- What is expected
Extract all lines that hold "заместителя" from the records below.
════════════════════
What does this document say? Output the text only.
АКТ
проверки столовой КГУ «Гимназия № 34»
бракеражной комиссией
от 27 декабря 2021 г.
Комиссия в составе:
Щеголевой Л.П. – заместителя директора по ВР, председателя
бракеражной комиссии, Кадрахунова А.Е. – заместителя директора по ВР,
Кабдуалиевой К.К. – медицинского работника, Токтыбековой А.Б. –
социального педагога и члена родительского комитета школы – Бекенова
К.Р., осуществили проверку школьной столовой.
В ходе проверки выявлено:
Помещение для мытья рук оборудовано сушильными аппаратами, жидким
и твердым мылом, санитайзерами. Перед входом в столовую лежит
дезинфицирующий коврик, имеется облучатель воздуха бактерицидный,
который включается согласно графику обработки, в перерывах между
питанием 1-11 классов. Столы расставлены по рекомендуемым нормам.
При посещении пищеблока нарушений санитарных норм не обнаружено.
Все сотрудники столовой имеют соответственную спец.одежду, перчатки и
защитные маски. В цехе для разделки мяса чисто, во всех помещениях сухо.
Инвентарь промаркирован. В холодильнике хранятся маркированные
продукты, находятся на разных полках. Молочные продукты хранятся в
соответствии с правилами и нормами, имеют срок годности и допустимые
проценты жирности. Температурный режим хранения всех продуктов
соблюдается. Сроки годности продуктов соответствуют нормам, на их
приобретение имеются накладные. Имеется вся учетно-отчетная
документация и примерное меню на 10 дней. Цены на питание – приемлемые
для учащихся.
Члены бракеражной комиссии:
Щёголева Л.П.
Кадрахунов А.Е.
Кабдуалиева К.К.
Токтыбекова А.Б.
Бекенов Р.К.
════════════════════
- Result of this task
Щеголевой Л.П. – заместителя директора по ВР, председателя
бракеражной комиссии, Кадрахунова А.Е. – заместителя директора по ВР,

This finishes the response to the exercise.